» Task statement: Print out every record exactly as it appears.

>> Begin

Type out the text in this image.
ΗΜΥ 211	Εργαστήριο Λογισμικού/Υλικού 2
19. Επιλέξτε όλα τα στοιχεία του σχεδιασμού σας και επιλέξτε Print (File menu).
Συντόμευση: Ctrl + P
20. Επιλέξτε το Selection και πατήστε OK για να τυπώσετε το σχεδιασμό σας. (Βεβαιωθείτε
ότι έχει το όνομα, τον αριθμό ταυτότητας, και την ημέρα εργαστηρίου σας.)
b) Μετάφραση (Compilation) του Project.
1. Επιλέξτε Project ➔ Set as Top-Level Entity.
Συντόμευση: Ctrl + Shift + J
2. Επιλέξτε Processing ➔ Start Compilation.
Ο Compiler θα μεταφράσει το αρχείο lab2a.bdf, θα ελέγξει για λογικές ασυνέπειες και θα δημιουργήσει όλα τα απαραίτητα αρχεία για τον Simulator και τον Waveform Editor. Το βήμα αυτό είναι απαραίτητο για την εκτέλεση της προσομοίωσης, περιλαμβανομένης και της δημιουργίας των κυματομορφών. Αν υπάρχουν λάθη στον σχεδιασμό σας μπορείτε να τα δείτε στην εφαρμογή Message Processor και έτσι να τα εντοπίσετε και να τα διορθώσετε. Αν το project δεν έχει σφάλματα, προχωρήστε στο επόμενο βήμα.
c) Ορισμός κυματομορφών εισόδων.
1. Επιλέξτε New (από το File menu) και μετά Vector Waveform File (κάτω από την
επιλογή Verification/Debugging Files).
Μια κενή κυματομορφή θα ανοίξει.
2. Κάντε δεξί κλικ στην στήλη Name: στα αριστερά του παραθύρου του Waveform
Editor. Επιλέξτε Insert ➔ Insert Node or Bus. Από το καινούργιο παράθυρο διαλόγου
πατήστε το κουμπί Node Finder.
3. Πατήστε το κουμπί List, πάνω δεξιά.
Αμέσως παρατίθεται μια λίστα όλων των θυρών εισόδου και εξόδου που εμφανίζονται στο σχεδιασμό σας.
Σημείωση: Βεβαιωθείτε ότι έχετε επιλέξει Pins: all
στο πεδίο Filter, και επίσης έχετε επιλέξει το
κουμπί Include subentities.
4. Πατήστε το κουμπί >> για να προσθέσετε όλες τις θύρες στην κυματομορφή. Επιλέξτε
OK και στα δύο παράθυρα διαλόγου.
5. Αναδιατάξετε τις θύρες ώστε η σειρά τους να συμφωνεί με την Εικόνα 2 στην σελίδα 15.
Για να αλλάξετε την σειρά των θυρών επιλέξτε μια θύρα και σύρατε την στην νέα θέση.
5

>> End

» Exercise result:
Type out the text in this image.
ΗΜΥ 211	Εργαστήριο Λογισμικού/Υλικού 2
19. Επιλέξτε όλα τα στοιχεία του σχεδιασμού σας και επιλέξτε Print (File menu).
Συντόμευση: Ctrl + P
20. Επιλέξτε το Selection και πατήστε OK για να τυπώσετε το σχεδιασμό σας. (Βεβαιωθείτε
ότι έχει το όνομα, τον αριθμό ταυτότητας, και την ημέρα εργαστηρίου σας.)
b) Μετάφραση (Compilation) του Project.
1. Επιλέξτε Project ➔ Set as Top-Level Entity.
Συντόμευση: Ctrl + Shift + J
2. Επιλέξτε Processing ➔ Start Compilation.
Ο Compiler θα μεταφράσει το αρχείο lab2a.bdf, θα ελέγξει για λογικές ασυνέπειες και θα δημιουργήσει όλα τα απαραίτητα αρχεία για τον Simulator και τον Waveform Editor. Το βήμα αυτό είναι απαραίτητο για την εκτέλεση της προσομοίωσης, περιλαμβανομένης και της δημιουργίας των κυματομορφών. Αν υπάρχουν λάθη στον σχεδιασμό σας μπορείτε να τα δείτε στην εφαρμογή Message Processor και έτσι να τα εντοπίσετε και να τα διορθώσετε. Αν το project δεν έχει σφάλματα, προχωρήστε στο επόμενο βήμα.
c) Ορισμός κυματομορφών εισόδων.
1. Επιλέξτε New (από το File menu) και μετά Vector Waveform File (κάτω από την
επιλογή Verification/Debugging Files).
Μια κενή κυματομορφή θα ανοίξει.
2. Κάντε δεξί κλικ στην στήλη Name: στα αριστερά του παραθύρου του Waveform
Editor. Επιλέξτε Insert ➔ Insert Node or Bus. Από το καινούργιο παράθυρο διαλόγου
πατήστε το κουμπί Node Finder.
3. Πατήστε το κουμπί List, πάνω δεξιά.
Αμέσως παρατίθεται μια λίστα όλων των θυρών εισόδου και εξόδου που εμφανίζονται στο σχεδιασμό σας.
Σημείωση: Βεβαιωθείτε ότι έχετε επιλέξει Pins: all
στο πεδίο Filter, και επίσης έχετε επιλέξει το
κουμπί Include subentities.
4. Πατήστε το κουμπί >> για να προσθέσετε όλες τις θύρες στην κυματομορφή. Επιλέξτε
OK και στα δύο παράθυρα διαλόγου.
5. Αναδιατάξετε τις θύρες ώστε η σειρά τους να συμφωνεί με την Εικόνα 2 στην σελίδα 15.
Για να αλλάξετε την σειρά των θυρών επιλέξτε μια θύρα και σύρατε την στην νέα θέση.
5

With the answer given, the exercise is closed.